= WHAT IS NEEDED =
Retype every entry word for word.

[Items from a figure collection]
━━━━━━━━━━━━━━━━━━━━
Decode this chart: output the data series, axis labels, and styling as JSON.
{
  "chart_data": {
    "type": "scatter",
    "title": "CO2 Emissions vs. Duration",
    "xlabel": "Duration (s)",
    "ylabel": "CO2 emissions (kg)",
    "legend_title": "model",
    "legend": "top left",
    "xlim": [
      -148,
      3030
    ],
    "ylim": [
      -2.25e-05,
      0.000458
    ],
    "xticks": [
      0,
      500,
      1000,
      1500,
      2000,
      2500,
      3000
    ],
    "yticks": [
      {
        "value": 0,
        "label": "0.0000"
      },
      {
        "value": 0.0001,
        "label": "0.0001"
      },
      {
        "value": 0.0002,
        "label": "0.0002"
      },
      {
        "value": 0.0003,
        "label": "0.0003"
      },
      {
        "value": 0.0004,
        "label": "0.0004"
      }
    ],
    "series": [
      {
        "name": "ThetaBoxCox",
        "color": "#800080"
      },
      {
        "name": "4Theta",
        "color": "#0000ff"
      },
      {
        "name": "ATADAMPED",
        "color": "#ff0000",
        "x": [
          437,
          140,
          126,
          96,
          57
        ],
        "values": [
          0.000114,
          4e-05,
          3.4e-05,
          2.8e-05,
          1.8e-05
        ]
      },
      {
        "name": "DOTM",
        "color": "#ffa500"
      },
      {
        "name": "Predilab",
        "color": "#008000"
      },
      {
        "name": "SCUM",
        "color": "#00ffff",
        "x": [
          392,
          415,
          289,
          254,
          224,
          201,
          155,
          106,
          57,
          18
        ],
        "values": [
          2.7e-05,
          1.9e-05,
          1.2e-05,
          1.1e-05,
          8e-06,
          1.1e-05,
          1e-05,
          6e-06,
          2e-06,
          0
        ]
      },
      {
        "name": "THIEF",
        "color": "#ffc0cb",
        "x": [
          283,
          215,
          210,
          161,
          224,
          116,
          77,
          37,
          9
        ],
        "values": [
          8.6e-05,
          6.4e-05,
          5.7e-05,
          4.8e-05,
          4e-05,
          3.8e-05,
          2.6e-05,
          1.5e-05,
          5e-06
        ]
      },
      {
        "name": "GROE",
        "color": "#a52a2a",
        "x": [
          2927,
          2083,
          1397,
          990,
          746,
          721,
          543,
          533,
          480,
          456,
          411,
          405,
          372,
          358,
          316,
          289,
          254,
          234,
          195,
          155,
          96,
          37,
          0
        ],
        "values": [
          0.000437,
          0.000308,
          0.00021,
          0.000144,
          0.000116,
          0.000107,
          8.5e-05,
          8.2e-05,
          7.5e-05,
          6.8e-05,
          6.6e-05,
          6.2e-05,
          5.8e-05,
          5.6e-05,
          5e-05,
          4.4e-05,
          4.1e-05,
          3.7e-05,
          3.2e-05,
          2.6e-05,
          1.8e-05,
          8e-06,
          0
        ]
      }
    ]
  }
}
━━━━━━━━━━━━━━━━━━━━
= SOLUTION TO THIS EXERCISE =
Decode this chart: output the data series, axis labels, and styling as JSON.
{
  "chart_data": {
    "type": "scatter",
    "title": "CO2 Emissions vs. Duration",
    "xlabel": "Duration (s)",
    "ylabel": "CO2 emissions (kg)",
    "legend_title": "model",
    "legend": "top left",
    "xlim": [
      -148,
      3030
    ],
    "ylim": [
      -2.25e-05,
      0.000458
    ],
    "xticks": [
      0,
      500,
      1000,
      1500,
      2000,
      2500,
      3000
    ],
    "yticks": [
      {
        "value": 0,
        "label": "0.0000"
      },
      {
        "value": 0.0001,
        "label": "0.0001"
      },
      {
        "value": 0.0002,
        "label": "0.0002"
      },
      {
        "value": 0.0003,
        "label": "0.0003"
      },
      {
        "value": 0.0004,
        "label": "0.0004"
      }
    ],
    "series": [
      {
        "name": "ThetaBoxCox",
        "color": "#800080"
      },
      {
        "name": "4Theta",
        "color": "#0000ff"
      },
      {
        "name": "ATADAMPED",
        "color": "#ff0000",
        "x": [
          437,
          140,
          126,
          96,
          57
        ],
        "values": [
          0.000114,
          4e-05,
          3.4e-05,
          2.8e-05,
          1.8e-05
        ]
      },
      {
        "name": "DOTM",
        "color": "#ffa500"
      },
      {
        "name": "Predilab",
        "color": "#008000"
      },
      {
        "name": "SCUM",
        "color": "#00ffff",
        "x": [
          392,
          415,
          289,
          254,
          224,
          201,
          155,
          106,
          57,
          18
        ],
        "values": [
          2.7e-05,
          1.9e-05,
          1.2e-05,
          1.1e-05,
          8e-06,
          1.1e-05,
          1e-05,
          6e-06,
          2e-06,
          0
        ]
      },
      {
        "name": "THIEF",
        "color": "#ffc0cb",
        "x": [
          283,
          215,
          210,
          161,
          224,
          116,
          77,
          37,
          9
        ],
        "values": [
          8.6e-05,
          6.4e-05,
          5.7e-05,
          4.8e-05,
          4e-05,
          3.8e-05,
          2.6e-05,
          1.5e-05,
          5e-06
        ]
      },
      {
        "name": "GROE",
        "color": "#a52a2a",
        "x": [
          2927,
          2083,
          1397,
          990,
          746,
          721,
          543,
          533,
          480,
          456,
          411,
          405,
          372,
          358,
          316,
          289,
          254,
          234,
          195,
          155,
          96,
          37,
          0
        ],
        "values": [
          0.000437,
          0.000308,
          0.00021,
          0.000144,
          0.000116,
          0.000107,
          8.5e-05,
          8.2e-05,
          7.5e-05,
          6.8e-05,
          6.6e-05,
          6.2e-05,
          5.8e-05,
          5.6e-05,
          5e-05,
          4.4e-05,
          4.1e-05,
          3.7e-05,
          3.2e-05,
          2.6e-05,
          1.8e-05,
          8e-06,
          0
        ]
      }
    ]
  }
}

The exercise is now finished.